(Stored items)
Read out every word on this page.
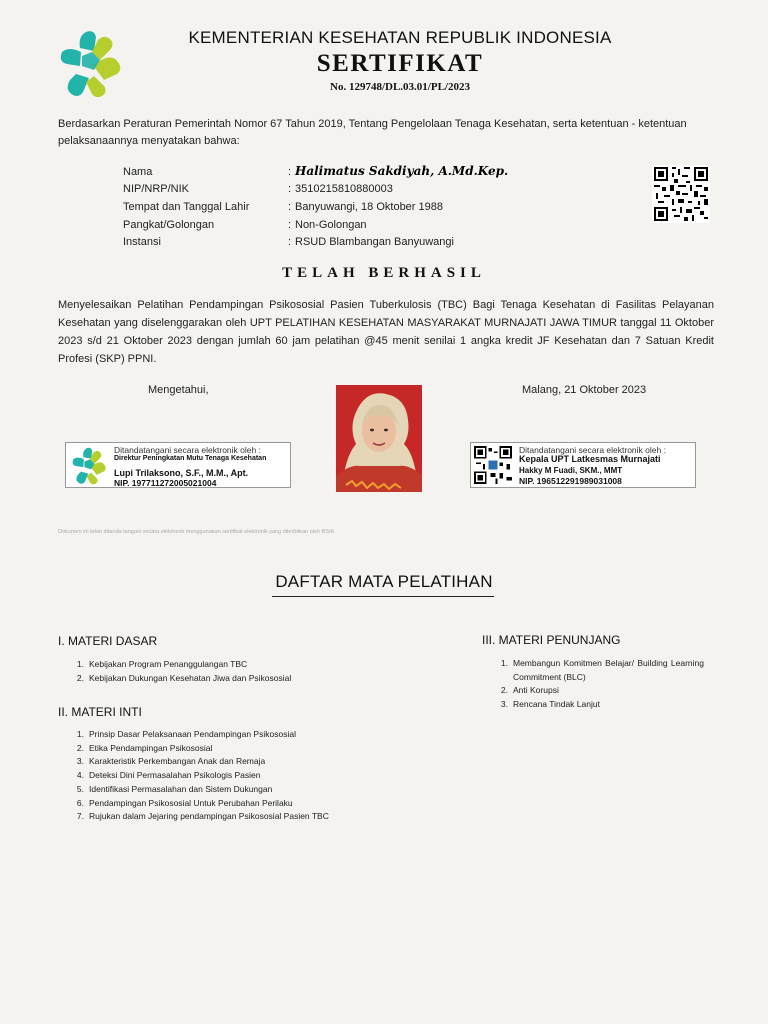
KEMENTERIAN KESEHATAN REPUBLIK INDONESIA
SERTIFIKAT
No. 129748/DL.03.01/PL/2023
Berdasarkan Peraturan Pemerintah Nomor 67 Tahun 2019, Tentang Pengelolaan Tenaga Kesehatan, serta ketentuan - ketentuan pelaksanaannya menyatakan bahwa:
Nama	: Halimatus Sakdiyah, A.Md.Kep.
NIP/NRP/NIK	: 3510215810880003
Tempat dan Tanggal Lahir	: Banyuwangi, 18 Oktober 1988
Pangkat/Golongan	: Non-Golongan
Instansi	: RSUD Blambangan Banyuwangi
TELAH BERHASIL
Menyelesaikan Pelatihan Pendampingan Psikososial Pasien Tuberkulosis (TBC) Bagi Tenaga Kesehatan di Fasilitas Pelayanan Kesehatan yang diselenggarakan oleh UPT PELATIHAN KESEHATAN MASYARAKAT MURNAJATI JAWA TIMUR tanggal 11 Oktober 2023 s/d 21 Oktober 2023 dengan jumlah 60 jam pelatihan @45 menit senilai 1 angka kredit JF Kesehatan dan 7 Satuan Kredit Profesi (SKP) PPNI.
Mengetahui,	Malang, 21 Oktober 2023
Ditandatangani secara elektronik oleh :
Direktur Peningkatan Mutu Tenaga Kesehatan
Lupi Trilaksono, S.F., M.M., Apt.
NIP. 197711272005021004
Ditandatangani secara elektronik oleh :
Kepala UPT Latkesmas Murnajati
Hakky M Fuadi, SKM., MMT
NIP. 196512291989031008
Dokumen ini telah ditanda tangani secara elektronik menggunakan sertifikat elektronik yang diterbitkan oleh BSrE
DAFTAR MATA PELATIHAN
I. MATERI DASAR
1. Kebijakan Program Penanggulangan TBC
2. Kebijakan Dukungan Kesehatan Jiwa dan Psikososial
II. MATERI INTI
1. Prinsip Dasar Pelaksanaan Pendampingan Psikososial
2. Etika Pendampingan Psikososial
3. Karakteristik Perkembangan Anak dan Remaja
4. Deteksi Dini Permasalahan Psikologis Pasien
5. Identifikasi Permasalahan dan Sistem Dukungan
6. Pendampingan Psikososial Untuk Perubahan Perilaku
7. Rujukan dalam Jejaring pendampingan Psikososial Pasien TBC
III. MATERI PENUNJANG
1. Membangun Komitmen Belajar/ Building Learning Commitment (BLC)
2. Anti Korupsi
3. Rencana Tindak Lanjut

What to produce:
Gather from the records above every line containing the string "yang".

Solution:
Menyelesaikan Pelatihan Pendampingan Psikososial Pasien Tuberkulosis (TBC) Bagi Tenaga Kesehatan di Fasilitas Pelayanan Kesehatan yang diselenggarakan oleh UPT PELATIHAN KESEHATAN MASYARAKAT MURNAJATI JAWA TIMUR tanggal 11 Oktober 2023 s/d 21 Oktober 2023 dengan jumlah 60 jam pelatihan @45 menit senilai 1 angka kredit JF Kesehatan dan 7 Satuan Kredit Profesi (SKP) PPNI.
Dokumen ini telah ditanda tangani secara elektronik menggunakan sertifikat elektronik yang diterbitkan oleh BSrE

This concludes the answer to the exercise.